*Supplied information:*
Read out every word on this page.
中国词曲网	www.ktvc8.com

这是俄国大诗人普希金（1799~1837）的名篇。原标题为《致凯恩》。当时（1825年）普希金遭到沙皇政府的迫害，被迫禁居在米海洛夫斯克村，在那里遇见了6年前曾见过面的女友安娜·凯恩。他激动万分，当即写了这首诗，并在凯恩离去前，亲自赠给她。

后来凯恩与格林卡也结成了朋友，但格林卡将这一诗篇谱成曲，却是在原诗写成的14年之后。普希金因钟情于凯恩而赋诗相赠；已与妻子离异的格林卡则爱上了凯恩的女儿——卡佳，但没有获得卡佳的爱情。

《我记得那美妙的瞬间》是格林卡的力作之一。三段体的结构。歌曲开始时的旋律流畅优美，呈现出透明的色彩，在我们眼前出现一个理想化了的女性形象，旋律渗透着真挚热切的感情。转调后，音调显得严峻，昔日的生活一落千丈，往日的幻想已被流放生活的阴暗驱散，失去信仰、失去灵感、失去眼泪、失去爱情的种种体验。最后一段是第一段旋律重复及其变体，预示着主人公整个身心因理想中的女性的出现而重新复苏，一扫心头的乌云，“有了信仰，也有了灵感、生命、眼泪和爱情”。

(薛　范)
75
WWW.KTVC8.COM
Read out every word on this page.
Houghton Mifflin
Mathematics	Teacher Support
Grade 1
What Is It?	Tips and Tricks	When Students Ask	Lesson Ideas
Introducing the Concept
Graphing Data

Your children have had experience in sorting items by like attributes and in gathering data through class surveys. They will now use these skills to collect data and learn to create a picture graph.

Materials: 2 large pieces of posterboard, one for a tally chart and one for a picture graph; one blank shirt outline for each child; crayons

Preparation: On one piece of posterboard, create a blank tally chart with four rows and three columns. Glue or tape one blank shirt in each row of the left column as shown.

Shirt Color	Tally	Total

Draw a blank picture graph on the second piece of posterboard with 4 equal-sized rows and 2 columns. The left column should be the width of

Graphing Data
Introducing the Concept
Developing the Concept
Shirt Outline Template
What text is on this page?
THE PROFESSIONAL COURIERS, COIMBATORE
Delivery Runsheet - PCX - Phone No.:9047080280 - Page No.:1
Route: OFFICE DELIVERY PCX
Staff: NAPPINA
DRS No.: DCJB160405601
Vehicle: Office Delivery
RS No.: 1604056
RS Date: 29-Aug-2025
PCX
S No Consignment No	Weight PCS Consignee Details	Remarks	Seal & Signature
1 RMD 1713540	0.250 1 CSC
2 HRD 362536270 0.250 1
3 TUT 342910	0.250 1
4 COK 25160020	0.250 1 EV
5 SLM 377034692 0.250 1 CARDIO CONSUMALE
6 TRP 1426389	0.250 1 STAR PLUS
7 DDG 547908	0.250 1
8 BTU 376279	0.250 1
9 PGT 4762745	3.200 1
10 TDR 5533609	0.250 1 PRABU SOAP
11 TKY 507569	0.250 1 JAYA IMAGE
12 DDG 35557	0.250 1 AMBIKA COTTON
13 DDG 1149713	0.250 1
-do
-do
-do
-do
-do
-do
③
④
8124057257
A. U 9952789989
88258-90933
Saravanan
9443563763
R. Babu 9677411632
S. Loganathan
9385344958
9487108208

*Work to complete:*
Set down the listing in full, keeping every word exactly as it is.

*Result below:*
Read out every word on this page.
中国词曲网	www.ktvc8.com

这是俄国大诗人普希金（1799~1837）的名篇。原标题为《致凯恩》。当时（1825年）普希金遭到沙皇政府的迫害，被迫禁居在米海洛夫斯克村，在那里遇见了6年前曾见过面的女友安娜·凯恩。他激动万分，当即写了这首诗，并在凯恩离去前，亲自赠给她。

后来凯恩与格林卡也结成了朋友，但格林卡将这一诗篇谱成曲，却是在原诗写成的14年之后。普希金因钟情于凯恩而赋诗相赠；已与妻子离异的格林卡则爱上了凯恩的女儿——卡佳，但没有获得卡佳的爱情。

《我记得那美妙的瞬间》是格林卡的力作之一。三段体的结构。歌曲开始时的旋律流畅优美，呈现出透明的色彩，在我们眼前出现一个理想化了的女性形象，旋律渗透着真挚热切的感情。转调后，音调显得严峻，昔日的生活一落千丈，往日的幻想已被流放生活的阴暗驱散，失去信仰、失去灵感、失去眼泪、失去爱情的种种体验。最后一段是第一段旋律重复及其变体，预示着主人公整个身心因理想中的女性的出现而重新复苏，一扫心头的乌云，“有了信仰，也有了灵感、生命、眼泪和爱情”。

(薛　范)
75
WWW.KTVC8.COM
Read out every word on this page.
Houghton Mifflin
Mathematics	Teacher Support
Grade 1
What Is It?	Tips and Tricks	When Students Ask	Lesson Ideas
Introducing the Concept
Graphing Data

Your children have had experience in sorting items by like attributes and in gathering data through class surveys. They will now use these skills to collect data and learn to create a picture graph.

Materials: 2 large pieces of posterboard, one for a tally chart and one for a picture graph; one blank shirt outline for each child; crayons

Preparation: On one piece of posterboard, create a blank tally chart with four rows and three columns. Glue or tape one blank shirt in each row of the left column as shown.

Shirt Color	Tally	Total

Draw a blank picture graph on the second piece of posterboard with 4 equal-sized rows and 2 columns. The left column should be the width of

Graphing Data
Introducing the Concept
Developing the Concept
Shirt Outline Template
What text is on this page?
THE PROFESSIONAL COURIERS, COIMBATORE
Delivery Runsheet - PCX - Phone No.:9047080280 - Page No.:1
Route: OFFICE DELIVERY PCX
Staff: NAPPINA
DRS No.: DCJB160405601
Vehicle: Office Delivery
RS No.: 1604056
RS Date: 29-Aug-2025
PCX
S No Consignment No	Weight PCS Consignee Details	Remarks	Seal & Signature
1 RMD 1713540	0.250 1 CSC
2 HRD 362536270 0.250 1
3 TUT 342910	0.250 1
4 COK 25160020	0.250 1 EV
5 SLM 377034692 0.250 1 CARDIO CONSUMALE
6 TRP 1426389	0.250 1 STAR PLUS
7 DDG 547908	0.250 1
8 BTU 376279	0.250 1
9 PGT 4762745	3.200 1
10 TDR 5533609	0.250 1 PRABU SOAP
11 TKY 507569	0.250 1 JAYA IMAGE
12 DDG 35557	0.250 1 AMBIKA COTTON
13 DDG 1149713	0.250 1
-do
-do
-do
-do
-do
-do
③
④
8124057257
A. U 9952789989
88258-90933
Saravanan
9443563763
R. Babu 9677411632
S. Loganathan
9385344958
9487108208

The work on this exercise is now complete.